Every line that holds the string "text" is to be identified and copied.

** start of Data provided **

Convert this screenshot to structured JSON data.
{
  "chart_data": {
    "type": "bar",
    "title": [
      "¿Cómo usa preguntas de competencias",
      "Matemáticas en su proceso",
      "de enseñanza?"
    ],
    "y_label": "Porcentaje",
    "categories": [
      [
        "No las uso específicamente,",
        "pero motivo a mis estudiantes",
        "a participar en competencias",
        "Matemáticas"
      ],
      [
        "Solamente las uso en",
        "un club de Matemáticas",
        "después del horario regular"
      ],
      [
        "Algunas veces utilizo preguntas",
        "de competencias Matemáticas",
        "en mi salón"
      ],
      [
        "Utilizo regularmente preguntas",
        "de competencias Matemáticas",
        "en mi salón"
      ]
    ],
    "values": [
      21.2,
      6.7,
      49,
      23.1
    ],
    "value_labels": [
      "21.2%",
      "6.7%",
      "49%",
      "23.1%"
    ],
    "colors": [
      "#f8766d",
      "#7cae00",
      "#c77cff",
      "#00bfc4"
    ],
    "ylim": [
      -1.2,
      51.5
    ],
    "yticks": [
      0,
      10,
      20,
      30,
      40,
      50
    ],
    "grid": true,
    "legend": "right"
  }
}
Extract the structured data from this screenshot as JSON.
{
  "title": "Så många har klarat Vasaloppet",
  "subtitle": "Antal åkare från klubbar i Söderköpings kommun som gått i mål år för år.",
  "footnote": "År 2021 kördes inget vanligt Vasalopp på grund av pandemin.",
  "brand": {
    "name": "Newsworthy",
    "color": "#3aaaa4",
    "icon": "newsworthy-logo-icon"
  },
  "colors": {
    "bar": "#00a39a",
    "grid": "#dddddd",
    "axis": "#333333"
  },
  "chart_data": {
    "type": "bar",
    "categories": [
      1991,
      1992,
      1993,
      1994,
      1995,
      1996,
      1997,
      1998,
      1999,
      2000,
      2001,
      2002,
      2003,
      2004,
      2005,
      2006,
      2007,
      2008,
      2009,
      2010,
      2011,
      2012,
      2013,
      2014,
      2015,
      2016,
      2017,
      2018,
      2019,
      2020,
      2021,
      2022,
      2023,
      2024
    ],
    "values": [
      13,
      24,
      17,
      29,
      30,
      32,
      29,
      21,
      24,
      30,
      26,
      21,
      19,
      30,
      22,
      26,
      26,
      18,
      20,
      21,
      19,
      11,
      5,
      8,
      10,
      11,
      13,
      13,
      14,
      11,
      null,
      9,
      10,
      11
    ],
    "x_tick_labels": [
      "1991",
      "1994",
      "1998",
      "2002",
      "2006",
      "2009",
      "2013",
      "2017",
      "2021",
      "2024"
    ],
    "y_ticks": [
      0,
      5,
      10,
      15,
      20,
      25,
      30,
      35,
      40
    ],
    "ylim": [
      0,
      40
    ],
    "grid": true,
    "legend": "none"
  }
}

** end of Data provided **
** start of Data provided **

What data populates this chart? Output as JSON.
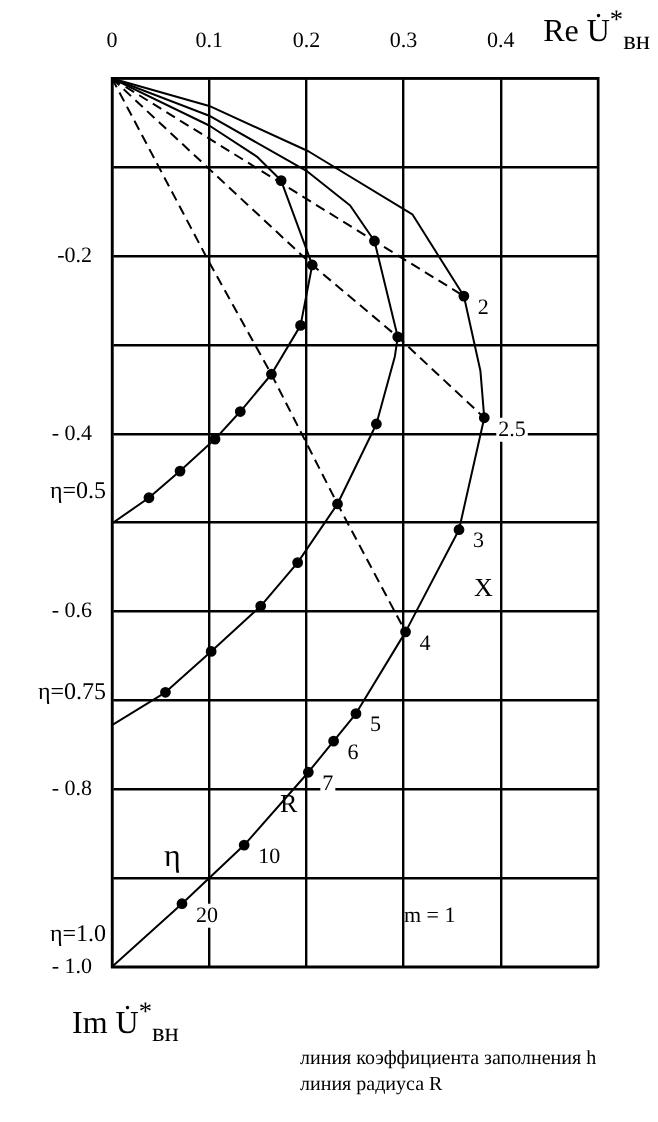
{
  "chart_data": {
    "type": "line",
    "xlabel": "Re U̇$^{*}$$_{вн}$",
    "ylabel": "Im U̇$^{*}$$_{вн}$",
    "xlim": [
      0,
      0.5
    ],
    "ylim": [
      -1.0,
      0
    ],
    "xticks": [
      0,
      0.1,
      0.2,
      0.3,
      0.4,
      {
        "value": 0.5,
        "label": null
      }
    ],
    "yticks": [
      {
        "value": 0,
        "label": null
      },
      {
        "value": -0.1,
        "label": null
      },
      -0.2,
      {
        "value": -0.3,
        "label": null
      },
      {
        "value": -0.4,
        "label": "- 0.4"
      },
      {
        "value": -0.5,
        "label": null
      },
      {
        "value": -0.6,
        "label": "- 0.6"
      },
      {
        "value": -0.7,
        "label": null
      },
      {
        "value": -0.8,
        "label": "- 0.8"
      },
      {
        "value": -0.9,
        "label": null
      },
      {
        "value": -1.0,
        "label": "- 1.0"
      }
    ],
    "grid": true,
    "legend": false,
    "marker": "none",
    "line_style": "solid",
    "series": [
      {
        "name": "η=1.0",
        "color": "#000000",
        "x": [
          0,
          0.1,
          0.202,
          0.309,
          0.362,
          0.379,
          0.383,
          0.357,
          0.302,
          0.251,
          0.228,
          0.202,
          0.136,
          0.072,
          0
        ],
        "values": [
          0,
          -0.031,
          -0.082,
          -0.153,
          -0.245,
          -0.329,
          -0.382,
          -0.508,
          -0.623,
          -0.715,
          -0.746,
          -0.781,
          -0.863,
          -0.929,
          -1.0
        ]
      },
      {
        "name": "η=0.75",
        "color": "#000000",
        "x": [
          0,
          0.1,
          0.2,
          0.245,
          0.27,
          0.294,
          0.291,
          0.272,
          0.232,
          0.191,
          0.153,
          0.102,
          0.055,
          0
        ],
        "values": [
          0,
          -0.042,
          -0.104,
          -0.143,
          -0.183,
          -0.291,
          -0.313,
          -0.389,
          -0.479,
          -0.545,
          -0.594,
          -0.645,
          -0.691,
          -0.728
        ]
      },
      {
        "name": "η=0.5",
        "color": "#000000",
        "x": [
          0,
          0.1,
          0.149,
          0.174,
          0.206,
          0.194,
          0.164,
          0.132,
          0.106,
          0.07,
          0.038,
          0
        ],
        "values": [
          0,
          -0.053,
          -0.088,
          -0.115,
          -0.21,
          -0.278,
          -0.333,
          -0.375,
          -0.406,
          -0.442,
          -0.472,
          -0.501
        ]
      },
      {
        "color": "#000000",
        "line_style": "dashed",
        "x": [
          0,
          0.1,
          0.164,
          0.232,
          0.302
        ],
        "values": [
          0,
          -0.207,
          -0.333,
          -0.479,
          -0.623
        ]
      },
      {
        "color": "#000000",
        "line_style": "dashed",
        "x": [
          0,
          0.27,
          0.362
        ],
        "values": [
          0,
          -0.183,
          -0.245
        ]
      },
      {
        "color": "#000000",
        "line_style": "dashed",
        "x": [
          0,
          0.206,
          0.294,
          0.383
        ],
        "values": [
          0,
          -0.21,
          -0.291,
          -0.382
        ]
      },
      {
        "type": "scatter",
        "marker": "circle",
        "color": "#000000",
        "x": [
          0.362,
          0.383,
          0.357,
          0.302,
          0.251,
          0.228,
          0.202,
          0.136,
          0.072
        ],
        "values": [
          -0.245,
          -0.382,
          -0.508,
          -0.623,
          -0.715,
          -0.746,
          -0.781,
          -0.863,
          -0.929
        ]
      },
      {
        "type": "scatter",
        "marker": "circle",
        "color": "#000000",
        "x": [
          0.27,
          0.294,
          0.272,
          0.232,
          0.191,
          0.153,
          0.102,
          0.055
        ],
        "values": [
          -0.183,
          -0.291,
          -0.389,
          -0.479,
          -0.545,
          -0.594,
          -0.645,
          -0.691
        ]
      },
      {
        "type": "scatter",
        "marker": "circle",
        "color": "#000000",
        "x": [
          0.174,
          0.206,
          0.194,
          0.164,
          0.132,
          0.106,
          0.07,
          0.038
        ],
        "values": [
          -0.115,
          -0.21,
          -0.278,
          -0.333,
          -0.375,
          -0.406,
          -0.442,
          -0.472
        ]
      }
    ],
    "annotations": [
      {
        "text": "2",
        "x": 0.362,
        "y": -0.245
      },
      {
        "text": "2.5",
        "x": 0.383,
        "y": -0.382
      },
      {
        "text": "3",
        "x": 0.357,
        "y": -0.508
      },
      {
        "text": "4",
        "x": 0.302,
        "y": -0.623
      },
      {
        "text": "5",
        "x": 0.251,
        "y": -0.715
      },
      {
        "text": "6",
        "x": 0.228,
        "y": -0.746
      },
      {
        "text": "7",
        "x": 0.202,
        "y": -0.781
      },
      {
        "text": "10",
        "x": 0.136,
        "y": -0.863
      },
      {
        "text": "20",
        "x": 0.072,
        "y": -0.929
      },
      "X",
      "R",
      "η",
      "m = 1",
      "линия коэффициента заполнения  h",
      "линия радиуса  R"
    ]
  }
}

** end of Data provided **
** start of Data provided **

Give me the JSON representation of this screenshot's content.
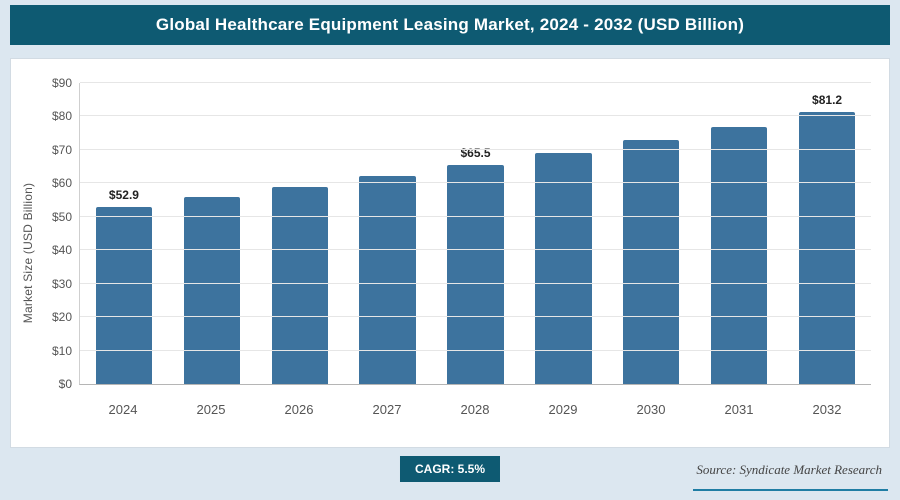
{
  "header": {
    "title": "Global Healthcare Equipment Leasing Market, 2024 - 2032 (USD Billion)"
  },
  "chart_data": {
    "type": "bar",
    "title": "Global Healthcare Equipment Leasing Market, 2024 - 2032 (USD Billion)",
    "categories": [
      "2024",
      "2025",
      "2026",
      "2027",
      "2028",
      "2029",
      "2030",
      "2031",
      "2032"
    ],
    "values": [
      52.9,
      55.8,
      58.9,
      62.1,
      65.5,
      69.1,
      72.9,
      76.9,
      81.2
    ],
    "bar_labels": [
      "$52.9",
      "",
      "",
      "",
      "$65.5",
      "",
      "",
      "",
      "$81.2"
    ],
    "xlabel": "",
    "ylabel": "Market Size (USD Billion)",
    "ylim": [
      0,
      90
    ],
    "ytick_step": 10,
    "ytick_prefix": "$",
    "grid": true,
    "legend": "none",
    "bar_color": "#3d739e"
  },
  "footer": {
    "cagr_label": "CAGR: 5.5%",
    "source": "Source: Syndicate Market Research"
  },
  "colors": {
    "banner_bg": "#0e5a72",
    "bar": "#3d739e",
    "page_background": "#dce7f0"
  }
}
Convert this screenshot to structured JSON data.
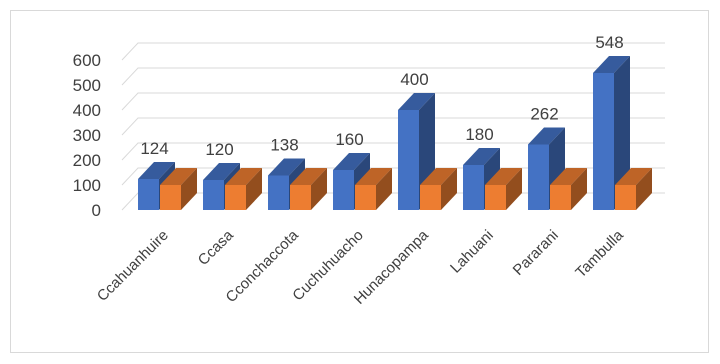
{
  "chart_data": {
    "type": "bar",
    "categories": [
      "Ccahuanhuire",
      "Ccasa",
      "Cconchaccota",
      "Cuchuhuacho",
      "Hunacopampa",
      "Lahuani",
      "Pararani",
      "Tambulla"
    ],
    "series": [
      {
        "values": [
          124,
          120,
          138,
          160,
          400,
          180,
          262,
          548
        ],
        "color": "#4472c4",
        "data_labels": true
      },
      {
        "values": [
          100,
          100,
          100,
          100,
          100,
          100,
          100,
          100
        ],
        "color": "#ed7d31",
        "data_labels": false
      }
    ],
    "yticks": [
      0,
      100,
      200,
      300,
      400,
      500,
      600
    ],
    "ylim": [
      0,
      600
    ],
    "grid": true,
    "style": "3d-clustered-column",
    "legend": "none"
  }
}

** end of Data provided **

## Task response
        "text": "2",
        "text": "2.5",
        "text": "3",
        "text": "4",
        "text": "5",
        "text": "6",
        "text": "7",
        "text": "10",
        "text": "20",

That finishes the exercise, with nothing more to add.